SET EXERCISE: Write out the entire listing below exactly as it appears, minus any pictures.

RECORD LIST:
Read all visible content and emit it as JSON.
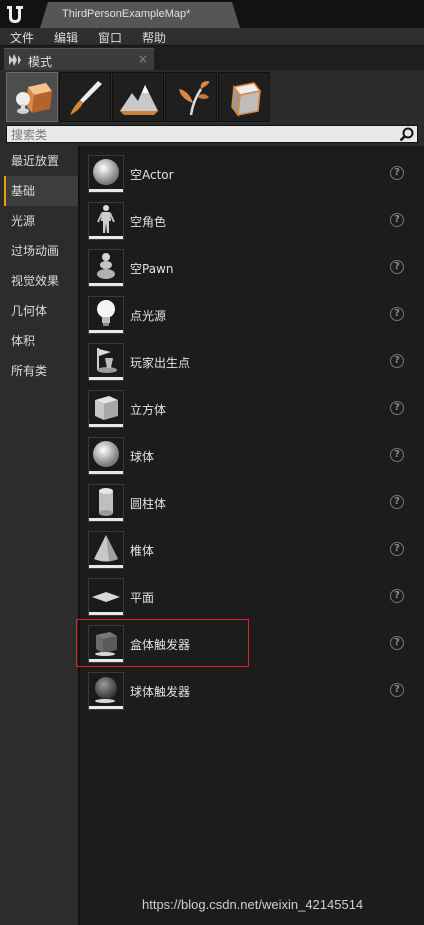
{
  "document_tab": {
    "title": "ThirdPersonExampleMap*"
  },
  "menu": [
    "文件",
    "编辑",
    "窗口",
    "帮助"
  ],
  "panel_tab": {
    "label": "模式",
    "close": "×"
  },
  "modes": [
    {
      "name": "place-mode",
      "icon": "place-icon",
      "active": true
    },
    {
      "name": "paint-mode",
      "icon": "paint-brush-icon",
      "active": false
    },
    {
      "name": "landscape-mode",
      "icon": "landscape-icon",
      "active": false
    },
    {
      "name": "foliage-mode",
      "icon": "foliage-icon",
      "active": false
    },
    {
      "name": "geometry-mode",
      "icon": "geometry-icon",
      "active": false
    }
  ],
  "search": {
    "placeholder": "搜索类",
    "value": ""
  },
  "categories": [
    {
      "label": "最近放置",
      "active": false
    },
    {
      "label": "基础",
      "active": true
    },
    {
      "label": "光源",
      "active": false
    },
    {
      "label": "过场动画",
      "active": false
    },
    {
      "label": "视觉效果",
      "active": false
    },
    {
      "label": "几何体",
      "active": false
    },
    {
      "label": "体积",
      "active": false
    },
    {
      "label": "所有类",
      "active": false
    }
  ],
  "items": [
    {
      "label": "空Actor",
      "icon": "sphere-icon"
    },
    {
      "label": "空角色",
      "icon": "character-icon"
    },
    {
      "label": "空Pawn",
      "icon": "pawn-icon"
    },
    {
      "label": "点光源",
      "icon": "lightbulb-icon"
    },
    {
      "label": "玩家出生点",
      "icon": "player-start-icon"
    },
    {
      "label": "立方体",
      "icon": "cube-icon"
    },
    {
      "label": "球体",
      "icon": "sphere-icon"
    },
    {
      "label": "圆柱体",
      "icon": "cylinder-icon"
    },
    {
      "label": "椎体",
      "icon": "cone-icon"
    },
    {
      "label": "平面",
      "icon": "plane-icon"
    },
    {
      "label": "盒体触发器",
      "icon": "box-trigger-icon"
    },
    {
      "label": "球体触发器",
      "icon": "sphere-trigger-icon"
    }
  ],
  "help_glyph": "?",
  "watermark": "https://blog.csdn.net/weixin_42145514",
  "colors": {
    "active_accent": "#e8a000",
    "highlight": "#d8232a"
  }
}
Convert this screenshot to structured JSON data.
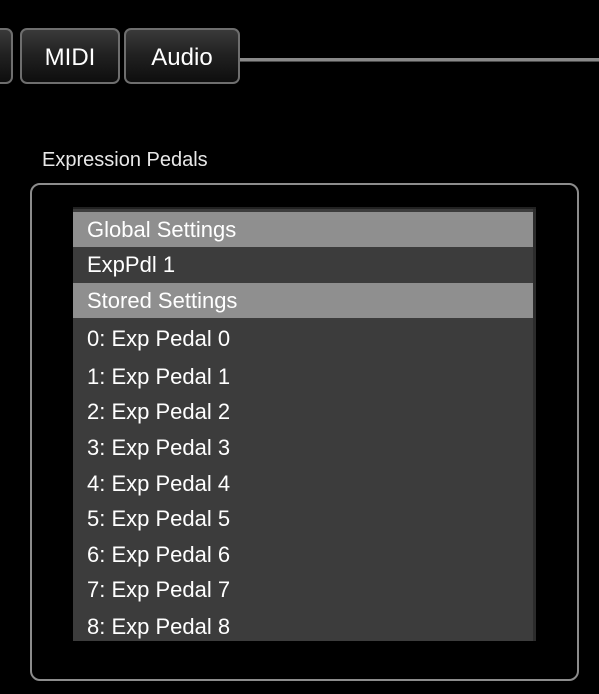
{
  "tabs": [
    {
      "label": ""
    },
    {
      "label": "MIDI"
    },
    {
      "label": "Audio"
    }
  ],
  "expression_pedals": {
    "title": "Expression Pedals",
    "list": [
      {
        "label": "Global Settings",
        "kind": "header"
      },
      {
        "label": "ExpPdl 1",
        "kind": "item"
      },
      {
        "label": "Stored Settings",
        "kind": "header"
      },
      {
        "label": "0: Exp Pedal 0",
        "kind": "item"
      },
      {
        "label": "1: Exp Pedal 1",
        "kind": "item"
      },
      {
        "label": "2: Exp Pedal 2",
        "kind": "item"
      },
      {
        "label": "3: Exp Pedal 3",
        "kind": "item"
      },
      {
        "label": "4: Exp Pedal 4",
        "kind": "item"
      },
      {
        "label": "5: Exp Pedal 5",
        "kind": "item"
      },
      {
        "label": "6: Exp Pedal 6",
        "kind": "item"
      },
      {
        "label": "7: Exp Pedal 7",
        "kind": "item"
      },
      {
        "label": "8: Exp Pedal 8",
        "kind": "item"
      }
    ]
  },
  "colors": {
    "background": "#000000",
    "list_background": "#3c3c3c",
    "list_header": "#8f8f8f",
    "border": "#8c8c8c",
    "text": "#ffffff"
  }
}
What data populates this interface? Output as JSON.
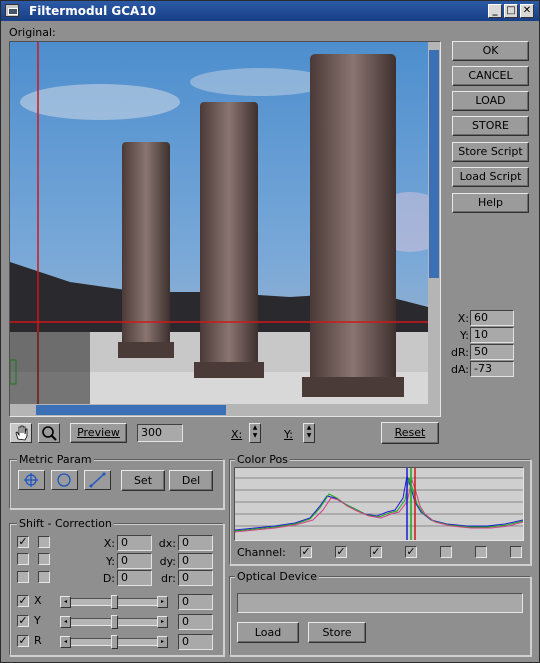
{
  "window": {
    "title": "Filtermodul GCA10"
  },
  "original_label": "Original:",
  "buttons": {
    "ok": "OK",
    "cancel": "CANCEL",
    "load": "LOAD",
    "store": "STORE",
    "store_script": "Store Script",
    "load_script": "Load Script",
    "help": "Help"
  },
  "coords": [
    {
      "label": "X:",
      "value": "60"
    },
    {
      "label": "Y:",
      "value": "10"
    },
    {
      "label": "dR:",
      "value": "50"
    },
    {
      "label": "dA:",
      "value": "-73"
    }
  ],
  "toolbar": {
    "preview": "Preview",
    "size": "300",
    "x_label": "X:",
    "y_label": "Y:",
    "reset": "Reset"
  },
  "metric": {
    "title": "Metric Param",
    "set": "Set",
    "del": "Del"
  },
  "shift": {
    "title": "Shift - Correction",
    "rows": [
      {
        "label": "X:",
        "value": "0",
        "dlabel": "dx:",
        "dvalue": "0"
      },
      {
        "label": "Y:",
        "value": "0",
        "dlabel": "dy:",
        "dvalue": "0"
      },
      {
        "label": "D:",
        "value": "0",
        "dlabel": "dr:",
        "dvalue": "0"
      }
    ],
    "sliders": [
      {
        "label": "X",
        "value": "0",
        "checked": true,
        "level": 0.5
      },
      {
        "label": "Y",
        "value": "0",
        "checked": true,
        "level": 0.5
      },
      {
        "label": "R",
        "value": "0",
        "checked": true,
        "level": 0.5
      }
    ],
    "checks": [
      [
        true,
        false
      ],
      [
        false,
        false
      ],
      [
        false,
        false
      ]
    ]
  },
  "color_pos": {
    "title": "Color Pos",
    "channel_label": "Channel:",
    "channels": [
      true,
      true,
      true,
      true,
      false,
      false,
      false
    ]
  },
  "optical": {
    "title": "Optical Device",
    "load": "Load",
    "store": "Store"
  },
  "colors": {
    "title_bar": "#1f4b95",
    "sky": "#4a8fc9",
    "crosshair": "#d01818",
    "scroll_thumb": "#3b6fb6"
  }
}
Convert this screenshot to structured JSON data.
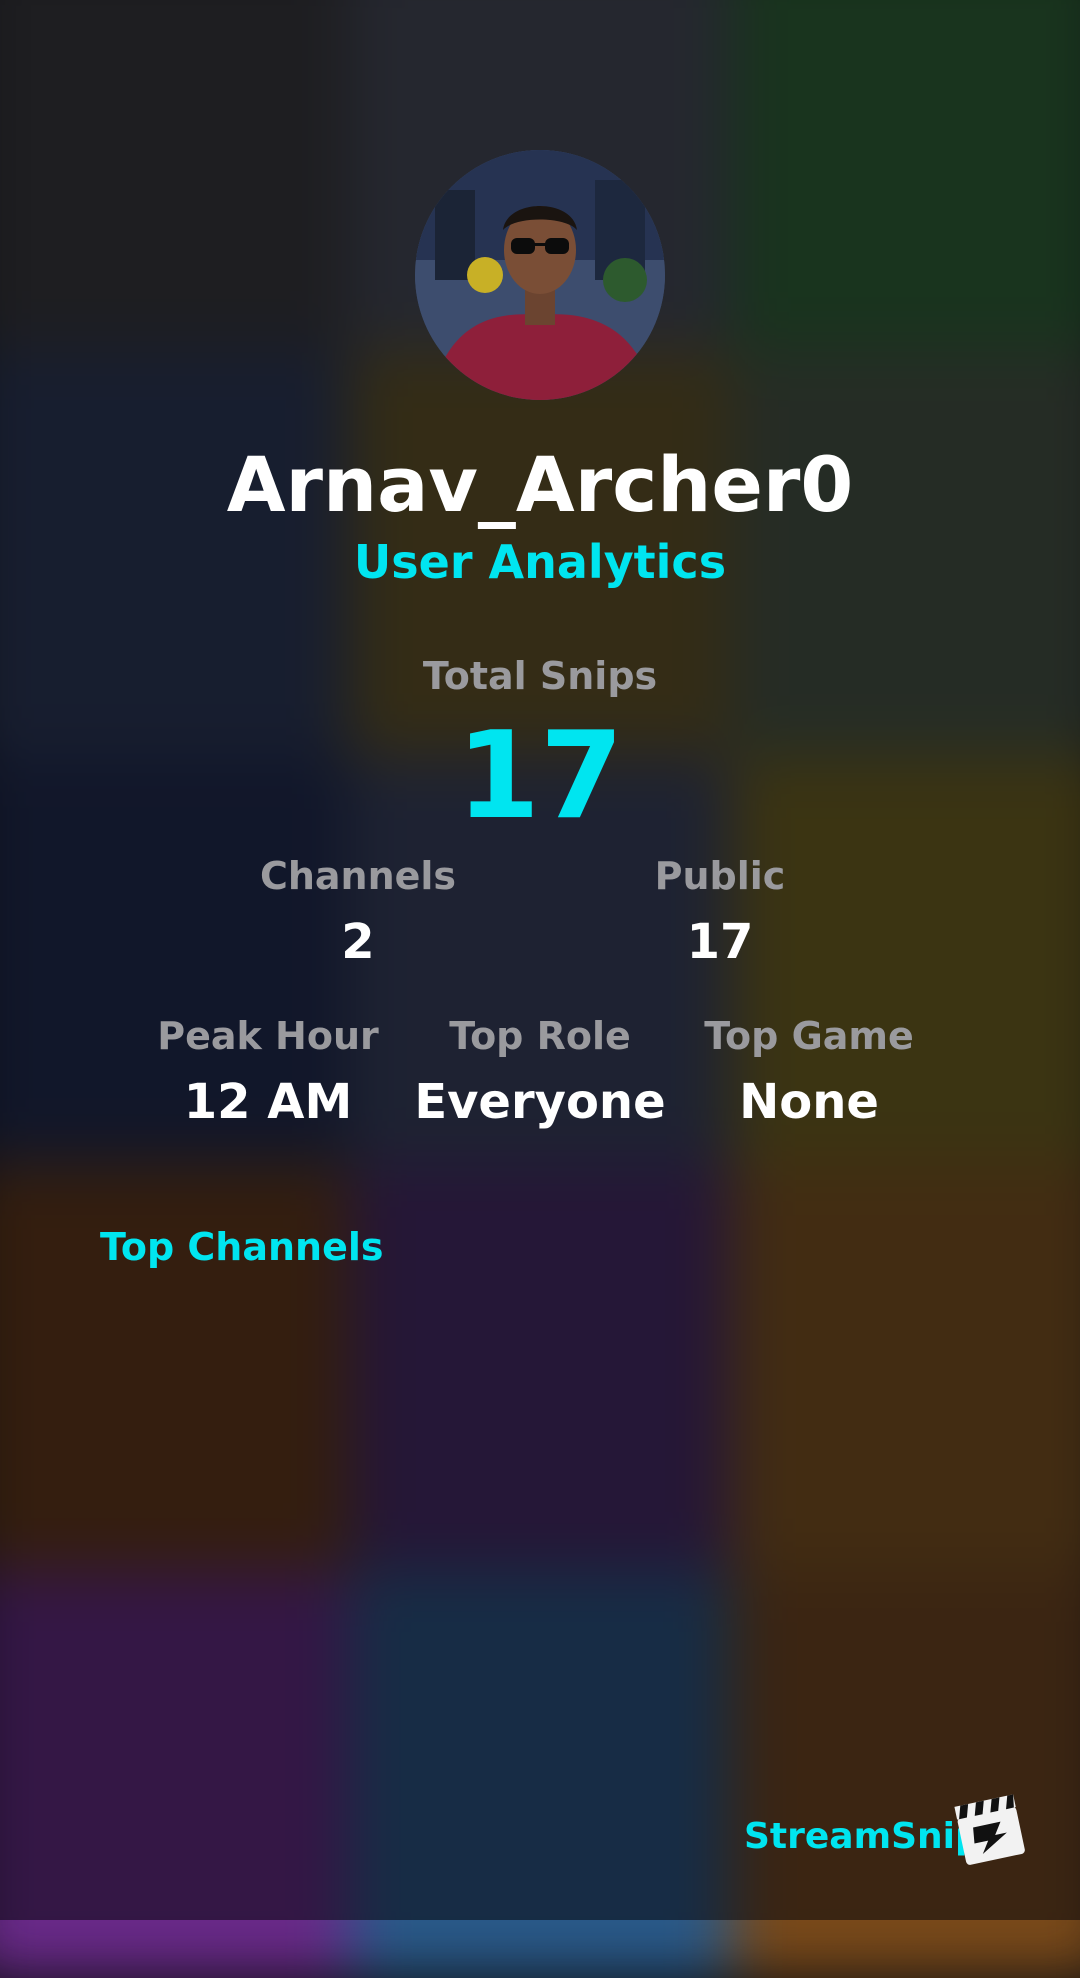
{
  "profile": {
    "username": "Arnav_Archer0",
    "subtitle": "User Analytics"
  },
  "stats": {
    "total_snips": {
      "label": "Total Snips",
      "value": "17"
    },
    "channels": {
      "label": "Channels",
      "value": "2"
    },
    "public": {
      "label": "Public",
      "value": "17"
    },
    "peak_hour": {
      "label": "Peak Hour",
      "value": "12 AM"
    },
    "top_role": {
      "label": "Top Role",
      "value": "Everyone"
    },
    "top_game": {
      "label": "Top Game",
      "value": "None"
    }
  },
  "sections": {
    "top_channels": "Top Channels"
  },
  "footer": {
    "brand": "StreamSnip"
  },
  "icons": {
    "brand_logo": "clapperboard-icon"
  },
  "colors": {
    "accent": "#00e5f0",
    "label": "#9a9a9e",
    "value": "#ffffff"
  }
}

RESPONSE TO THIS EXERCISE:
Read all visible content and emit it as JSON.
{
  "document_tab": {
    "title": "ThirdPersonExampleMap*"
  },
  "menu": [
    "文件",
    "编辑",
    "窗口",
    "帮助"
  ],
  "panel_tab": {
    "label": "模式",
    "close": "×"
  },
  "modes": [
    {
      "name": "place-mode",
      "icon": "place-icon",
      "active": true
    },
    {
      "name": "paint-mode",
      "icon": "paint-brush-icon",
      "active": false
    },
    {
      "name": "landscape-mode",
      "icon": "landscape-icon",
      "active": false
    },
    {
      "name": "foliage-mode",
      "icon": "foliage-icon",
      "active": false
    },
    {
      "name": "geometry-mode",
      "icon": "geometry-icon",
      "active": false
    }
  ],
  "search": {
    "placeholder": "搜索类",
    "value": ""
  },
  "categories": [
    {
      "label": "最近放置",
      "active": false
    },
    {
      "label": "基础",
      "active": true
    },
    {
      "label": "光源",
      "active": false
    },
    {
      "label": "过场动画",
      "active": false
    },
    {
      "label": "视觉效果",
      "active": false
    },
    {
      "label": "几何体",
      "active": false
    },
    {
      "label": "体积",
      "active": false
    },
    {
      "label": "所有类",
      "active": false
    }
  ],
  "items": [
    {
      "label": "空Actor",
      "icon": "sphere-icon"
    },
    {
      "label": "空角色",
      "icon": "character-icon"
    },
    {
      "label": "空Pawn",
      "icon": "pawn-icon"
    },
    {
      "label": "点光源",
      "icon": "lightbulb-icon"
    },
    {
      "label": "玩家出生点",
      "icon": "player-start-icon"
    },
    {
      "label": "立方体",
      "icon": "cube-icon"
    },
    {
      "label": "球体",
      "icon": "sphere-icon"
    },
    {
      "label": "圆柱体",
      "icon": "cylinder-icon"
    },
    {
      "label": "椎体",
      "icon": "cone-icon"
    },
    {
      "label": "平面",
      "icon": "plane-icon"
    },
    {
      "label": "盒体触发器",
      "icon": "box-trigger-icon"
    },
    {
      "label": "球体触发器",
      "icon": "sphere-trigger-icon"
    }
  ],
  "help_glyph": "?",
  "watermark": "https://blog.csdn.net/weixin_42145514",
  "colors": {
    "active_accent": "#e8a000",
    "highlight": "#d8232a"
  }
}
Convert this screenshot to structured JSON data.
{
  "tabs": [
    {
      "label": ""
    },
    {
      "label": "MIDI"
    },
    {
      "label": "Audio"
    }
  ],
  "expression_pedals": {
    "title": "Expression Pedals",
    "list": [
      {
        "label": "Global Settings",
        "kind": "header"
      },
      {
        "label": "ExpPdl 1",
        "kind": "item"
      },
      {
        "label": "Stored Settings",
        "kind": "header"
      },
      {
        "label": "0: Exp Pedal 0",
        "kind": "item"
      },
      {
        "label": "1: Exp Pedal 1",
        "kind": "item"
      },
      {
        "label": "2: Exp Pedal 2",
        "kind": "item"
      },
      {
        "label": "3: Exp Pedal 3",
        "kind": "item"
      },
      {
        "label": "4: Exp Pedal 4",
        "kind": "item"
      },
      {
        "label": "5: Exp Pedal 5",
        "kind": "item"
      },
      {
        "label": "6: Exp Pedal 6",
        "kind": "item"
      },
      {
        "label": "7: Exp Pedal 7",
        "kind": "item"
      },
      {
        "label": "8: Exp Pedal 8",
        "kind": "item"
      }
    ]
  },
  "colors": {
    "background": "#000000",
    "list_background": "#3c3c3c",
    "list_header": "#8f8f8f",
    "border": "#8c8c8c",
    "text": "#ffffff"
  }
}
What data populates this interface? Output as JSON.
{
  "window": {
    "title": "Filtermodul GCA10"
  },
  "original_label": "Original:",
  "buttons": {
    "ok": "OK",
    "cancel": "CANCEL",
    "load": "LOAD",
    "store": "STORE",
    "store_script": "Store Script",
    "load_script": "Load Script",
    "help": "Help"
  },
  "coords": [
    {
      "label": "X:",
      "value": "60"
    },
    {
      "label": "Y:",
      "value": "10"
    },
    {
      "label": "dR:",
      "value": "50"
    },
    {
      "label": "dA:",
      "value": "-73"
    }
  ],
  "toolbar": {
    "preview": "Preview",
    "size": "300",
    "x_label": "X:",
    "y_label": "Y:",
    "reset": "Reset"
  },
  "metric": {
    "title": "Metric Param",
    "set": "Set",
    "del": "Del"
  },
  "shift": {
    "title": "Shift - Correction",
    "rows": [
      {
        "label": "X:",
        "value": "0",
        "dlabel": "dx:",
        "dvalue": "0"
      },
      {
        "label": "Y:",
        "value": "0",
        "dlabel": "dy:",
        "dvalue": "0"
      },
      {
        "label": "D:",
        "value": "0",
        "dlabel": "dr:",
        "dvalue": "0"
      }
    ],
    "sliders": [
      {
        "label": "X",
        "value": "0",
        "checked": true,
        "level": 0.5
      },
      {
        "label": "Y",
        "value": "0",
        "checked": true,
        "level": 0.5
      },
      {
        "label": "R",
        "value": "0",
        "checked": true,
        "level": 0.5
      }
    ],
    "checks": [
      [
        true,
        false
      ],
      [
        false,
        false
      ],
      [
        false,
        false
      ]
    ]
  },
  "color_pos": {
    "title": "Color Pos",
    "channel_label": "Channel:",
    "channels": [
      true,
      true,
      true,
      true,
      false,
      false,
      false
    ]
  },
  "optical": {
    "title": "Optical Device",
    "load": "Load",
    "store": "Store"
  },
  "colors": {
    "title_bar": "#1f4b95",
    "sky": "#4a8fc9",
    "crosshair": "#d01818",
    "scroll_thumb": "#3b6fb6"
  }
}
Convert this screenshot to structured JSON data.
{
  "profile": {
    "username": "Arnav_Archer0",
    "subtitle": "User Analytics"
  },
  "stats": {
    "total_snips": {
      "label": "Total Snips",
      "value": "17"
    },
    "channels": {
      "label": "Channels",
      "value": "2"
    },
    "public": {
      "label": "Public",
      "value": "17"
    },
    "peak_hour": {
      "label": "Peak Hour",
      "value": "12 AM"
    },
    "top_role": {
      "label": "Top Role",
      "value": "Everyone"
    },
    "top_game": {
      "label": "Top Game",
      "value": "None"
    }
  },
  "sections": {
    "top_channels": "Top Channels"
  },
  "footer": {
    "brand": "StreamSnip"
  },
  "icons": {
    "brand_logo": "clapperboard-icon"
  },
  "colors": {
    "accent": "#00e5f0",
    "label": "#9a9a9e",
    "value": "#ffffff"
  }
}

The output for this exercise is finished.